Set task – Wherever a line below holds the word "terroristischer", copy that line.
— Begin Data provided —
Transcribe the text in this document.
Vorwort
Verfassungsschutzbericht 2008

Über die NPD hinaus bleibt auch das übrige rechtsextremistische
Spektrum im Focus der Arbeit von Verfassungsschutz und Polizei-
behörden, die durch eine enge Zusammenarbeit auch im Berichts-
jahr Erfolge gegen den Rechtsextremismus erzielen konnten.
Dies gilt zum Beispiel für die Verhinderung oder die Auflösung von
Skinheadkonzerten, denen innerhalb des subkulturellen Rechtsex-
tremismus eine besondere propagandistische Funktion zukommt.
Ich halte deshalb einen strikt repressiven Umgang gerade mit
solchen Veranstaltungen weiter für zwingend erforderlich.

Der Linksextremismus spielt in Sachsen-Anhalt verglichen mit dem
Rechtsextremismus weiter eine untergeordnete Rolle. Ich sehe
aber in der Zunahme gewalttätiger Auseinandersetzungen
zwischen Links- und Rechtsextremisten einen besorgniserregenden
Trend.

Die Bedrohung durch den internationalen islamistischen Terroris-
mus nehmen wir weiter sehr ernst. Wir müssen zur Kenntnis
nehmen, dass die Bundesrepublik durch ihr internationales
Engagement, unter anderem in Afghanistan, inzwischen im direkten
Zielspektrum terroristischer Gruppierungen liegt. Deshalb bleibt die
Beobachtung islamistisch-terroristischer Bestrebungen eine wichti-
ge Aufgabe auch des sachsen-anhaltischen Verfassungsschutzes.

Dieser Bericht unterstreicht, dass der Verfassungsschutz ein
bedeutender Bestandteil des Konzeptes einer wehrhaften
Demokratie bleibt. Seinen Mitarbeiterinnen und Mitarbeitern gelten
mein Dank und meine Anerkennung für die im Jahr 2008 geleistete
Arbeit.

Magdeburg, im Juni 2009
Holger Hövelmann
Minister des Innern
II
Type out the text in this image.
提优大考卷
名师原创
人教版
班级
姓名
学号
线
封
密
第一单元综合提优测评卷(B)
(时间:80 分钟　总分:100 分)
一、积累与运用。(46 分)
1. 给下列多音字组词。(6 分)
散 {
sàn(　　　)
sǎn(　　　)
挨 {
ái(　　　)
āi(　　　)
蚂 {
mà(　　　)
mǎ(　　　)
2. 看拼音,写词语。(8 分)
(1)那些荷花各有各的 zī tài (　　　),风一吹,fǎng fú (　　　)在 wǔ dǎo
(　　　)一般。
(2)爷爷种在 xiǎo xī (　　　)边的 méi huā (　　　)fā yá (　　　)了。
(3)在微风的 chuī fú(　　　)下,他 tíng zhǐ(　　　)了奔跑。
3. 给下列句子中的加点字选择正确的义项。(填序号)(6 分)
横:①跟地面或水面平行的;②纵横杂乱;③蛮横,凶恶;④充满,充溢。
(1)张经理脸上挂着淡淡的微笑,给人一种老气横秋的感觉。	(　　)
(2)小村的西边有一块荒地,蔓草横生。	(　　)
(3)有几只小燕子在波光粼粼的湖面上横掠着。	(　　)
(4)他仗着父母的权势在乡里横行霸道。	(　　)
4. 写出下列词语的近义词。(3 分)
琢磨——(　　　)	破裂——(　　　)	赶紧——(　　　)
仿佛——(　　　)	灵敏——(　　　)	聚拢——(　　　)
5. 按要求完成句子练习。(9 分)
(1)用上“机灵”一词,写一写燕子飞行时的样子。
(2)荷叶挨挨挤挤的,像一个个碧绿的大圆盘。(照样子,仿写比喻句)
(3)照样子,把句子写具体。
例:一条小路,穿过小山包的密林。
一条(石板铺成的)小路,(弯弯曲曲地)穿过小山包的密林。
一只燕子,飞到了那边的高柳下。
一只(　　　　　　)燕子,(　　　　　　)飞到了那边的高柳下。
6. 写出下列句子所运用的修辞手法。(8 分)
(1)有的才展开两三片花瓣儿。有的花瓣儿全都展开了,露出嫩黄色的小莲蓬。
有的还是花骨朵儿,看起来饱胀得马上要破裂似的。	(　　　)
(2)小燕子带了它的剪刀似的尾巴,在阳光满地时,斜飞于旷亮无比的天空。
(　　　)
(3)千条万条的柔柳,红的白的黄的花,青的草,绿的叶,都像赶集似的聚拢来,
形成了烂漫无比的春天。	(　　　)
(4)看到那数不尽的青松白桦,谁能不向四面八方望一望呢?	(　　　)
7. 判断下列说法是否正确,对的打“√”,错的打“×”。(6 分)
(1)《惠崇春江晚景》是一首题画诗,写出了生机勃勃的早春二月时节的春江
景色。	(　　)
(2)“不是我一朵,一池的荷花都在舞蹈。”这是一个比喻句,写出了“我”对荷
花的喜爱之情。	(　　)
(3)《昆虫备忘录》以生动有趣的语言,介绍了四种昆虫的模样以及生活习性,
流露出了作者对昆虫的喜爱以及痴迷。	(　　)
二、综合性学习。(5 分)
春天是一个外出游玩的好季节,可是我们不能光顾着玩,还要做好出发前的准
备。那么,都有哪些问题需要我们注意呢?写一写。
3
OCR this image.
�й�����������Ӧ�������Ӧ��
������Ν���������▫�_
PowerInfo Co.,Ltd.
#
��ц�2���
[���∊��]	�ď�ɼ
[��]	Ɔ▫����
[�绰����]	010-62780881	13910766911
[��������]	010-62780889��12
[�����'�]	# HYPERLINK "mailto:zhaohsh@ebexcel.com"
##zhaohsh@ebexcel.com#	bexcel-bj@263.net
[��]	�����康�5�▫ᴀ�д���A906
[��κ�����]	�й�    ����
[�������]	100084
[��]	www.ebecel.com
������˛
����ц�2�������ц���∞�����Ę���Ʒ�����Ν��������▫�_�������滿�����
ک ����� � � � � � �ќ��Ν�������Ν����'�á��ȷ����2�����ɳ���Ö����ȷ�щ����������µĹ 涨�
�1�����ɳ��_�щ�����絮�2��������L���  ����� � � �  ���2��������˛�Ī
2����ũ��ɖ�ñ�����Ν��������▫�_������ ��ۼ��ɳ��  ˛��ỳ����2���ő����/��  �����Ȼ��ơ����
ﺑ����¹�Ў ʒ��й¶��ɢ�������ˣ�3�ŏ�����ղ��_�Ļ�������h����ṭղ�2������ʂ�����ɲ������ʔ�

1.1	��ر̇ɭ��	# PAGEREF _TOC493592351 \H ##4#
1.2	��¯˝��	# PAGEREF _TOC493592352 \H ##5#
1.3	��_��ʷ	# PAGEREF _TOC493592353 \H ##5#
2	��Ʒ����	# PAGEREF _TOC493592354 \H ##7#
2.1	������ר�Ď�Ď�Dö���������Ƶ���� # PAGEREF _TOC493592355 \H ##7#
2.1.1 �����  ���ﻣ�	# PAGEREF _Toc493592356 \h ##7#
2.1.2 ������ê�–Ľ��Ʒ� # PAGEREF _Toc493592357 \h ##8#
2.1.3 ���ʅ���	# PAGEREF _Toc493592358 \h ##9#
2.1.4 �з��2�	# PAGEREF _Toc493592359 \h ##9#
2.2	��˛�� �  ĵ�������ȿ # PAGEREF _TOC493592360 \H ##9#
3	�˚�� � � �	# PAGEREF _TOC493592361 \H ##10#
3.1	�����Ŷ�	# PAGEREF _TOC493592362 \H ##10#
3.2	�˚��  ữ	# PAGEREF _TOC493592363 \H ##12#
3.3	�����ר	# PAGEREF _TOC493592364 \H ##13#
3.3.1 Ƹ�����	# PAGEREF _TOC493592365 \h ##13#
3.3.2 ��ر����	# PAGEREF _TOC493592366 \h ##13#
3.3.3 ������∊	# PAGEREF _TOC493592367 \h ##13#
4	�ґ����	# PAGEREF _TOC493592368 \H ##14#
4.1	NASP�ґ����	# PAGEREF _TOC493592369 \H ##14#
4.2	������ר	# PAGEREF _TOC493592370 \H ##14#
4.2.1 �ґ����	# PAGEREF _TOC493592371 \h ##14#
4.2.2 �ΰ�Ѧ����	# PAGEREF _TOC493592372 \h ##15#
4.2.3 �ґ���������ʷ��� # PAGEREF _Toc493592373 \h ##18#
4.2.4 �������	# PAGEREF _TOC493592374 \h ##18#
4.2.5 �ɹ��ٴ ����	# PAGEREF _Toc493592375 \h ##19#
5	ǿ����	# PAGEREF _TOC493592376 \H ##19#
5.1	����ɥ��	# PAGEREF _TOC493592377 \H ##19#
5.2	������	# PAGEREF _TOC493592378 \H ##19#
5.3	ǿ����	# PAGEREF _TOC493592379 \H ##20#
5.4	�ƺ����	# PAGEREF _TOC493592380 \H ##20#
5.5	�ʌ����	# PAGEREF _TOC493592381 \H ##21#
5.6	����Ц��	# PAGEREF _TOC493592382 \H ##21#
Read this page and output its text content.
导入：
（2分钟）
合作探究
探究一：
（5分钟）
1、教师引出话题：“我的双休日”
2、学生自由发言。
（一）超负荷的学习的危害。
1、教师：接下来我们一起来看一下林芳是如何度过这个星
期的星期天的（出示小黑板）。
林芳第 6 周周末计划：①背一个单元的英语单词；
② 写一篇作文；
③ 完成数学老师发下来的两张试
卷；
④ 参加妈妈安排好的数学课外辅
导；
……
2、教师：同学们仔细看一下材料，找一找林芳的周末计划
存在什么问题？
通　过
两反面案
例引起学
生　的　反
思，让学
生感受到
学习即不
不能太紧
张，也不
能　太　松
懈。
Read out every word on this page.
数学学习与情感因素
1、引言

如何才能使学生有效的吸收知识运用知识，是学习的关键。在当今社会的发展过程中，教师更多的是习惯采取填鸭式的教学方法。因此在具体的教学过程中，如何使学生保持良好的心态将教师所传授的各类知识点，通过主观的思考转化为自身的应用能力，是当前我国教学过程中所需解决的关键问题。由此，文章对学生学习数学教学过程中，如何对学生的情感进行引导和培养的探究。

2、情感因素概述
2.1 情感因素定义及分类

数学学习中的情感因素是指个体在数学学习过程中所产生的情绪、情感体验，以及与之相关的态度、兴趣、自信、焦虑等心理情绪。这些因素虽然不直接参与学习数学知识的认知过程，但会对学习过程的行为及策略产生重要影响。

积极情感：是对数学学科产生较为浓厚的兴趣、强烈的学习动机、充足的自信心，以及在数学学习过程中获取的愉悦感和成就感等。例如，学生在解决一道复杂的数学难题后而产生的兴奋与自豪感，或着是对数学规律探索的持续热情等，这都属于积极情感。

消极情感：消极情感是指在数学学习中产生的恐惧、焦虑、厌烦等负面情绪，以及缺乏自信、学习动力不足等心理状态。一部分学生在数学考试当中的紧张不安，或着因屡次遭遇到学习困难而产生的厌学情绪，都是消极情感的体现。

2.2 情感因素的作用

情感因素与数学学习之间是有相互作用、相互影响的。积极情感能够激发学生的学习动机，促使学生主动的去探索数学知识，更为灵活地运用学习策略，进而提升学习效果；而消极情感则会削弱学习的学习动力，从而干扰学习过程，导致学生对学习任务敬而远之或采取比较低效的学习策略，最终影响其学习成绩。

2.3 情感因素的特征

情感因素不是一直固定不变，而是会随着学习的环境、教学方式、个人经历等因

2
— End Data provided —
Correct answer –
Zielspektrum terroristischer Gruppierungen liegt. Deshalb bleibt die
Beobachtung islamistisch-terroristischer Bestrebungen eine wichti-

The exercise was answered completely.